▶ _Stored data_
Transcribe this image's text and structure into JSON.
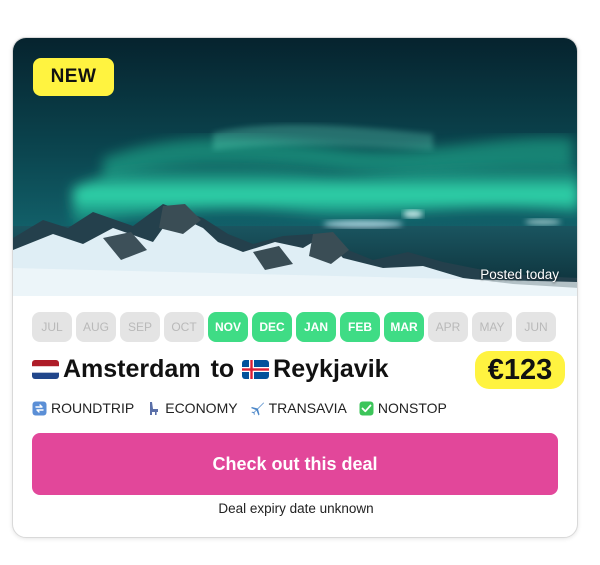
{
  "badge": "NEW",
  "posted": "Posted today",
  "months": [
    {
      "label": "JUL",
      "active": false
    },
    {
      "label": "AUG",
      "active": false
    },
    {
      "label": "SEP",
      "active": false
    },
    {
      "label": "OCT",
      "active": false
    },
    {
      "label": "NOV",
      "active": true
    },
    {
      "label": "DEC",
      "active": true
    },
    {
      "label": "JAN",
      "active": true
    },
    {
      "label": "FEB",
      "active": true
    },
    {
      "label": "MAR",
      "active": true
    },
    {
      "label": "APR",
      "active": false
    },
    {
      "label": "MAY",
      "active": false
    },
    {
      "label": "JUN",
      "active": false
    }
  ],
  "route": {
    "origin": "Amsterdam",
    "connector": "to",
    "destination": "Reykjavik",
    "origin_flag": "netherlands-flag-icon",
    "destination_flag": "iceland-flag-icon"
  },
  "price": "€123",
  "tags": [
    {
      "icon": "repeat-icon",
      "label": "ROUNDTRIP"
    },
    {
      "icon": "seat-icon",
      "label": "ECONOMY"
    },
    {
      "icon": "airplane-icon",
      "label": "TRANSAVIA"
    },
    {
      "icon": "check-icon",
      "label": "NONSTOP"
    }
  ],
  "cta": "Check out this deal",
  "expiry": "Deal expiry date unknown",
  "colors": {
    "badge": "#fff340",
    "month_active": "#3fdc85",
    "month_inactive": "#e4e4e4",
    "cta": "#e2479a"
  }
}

==

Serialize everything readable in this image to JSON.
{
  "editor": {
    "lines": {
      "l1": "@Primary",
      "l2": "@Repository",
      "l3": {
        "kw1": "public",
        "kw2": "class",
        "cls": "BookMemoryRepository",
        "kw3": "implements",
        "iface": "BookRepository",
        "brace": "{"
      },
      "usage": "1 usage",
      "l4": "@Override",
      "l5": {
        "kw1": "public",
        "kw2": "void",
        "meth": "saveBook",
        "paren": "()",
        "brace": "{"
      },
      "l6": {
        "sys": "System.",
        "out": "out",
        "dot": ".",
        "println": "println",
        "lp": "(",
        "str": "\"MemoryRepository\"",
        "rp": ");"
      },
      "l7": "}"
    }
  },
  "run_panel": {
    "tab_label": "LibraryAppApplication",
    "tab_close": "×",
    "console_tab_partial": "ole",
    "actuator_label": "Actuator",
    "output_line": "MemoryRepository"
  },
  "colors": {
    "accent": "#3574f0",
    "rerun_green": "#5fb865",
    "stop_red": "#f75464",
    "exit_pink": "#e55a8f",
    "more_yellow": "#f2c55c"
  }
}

▶ _Written request_
Filter the records for lines holding the string "icon". Copy each one.

▶ _Result for this task_
    "origin_flag": "netherlands-flag-icon",
    "destination_flag": "iceland-flag-icon"
      "icon": "repeat-icon",
      "icon": "seat-icon",
      "icon": "airplane-icon",
      "icon": "check-icon",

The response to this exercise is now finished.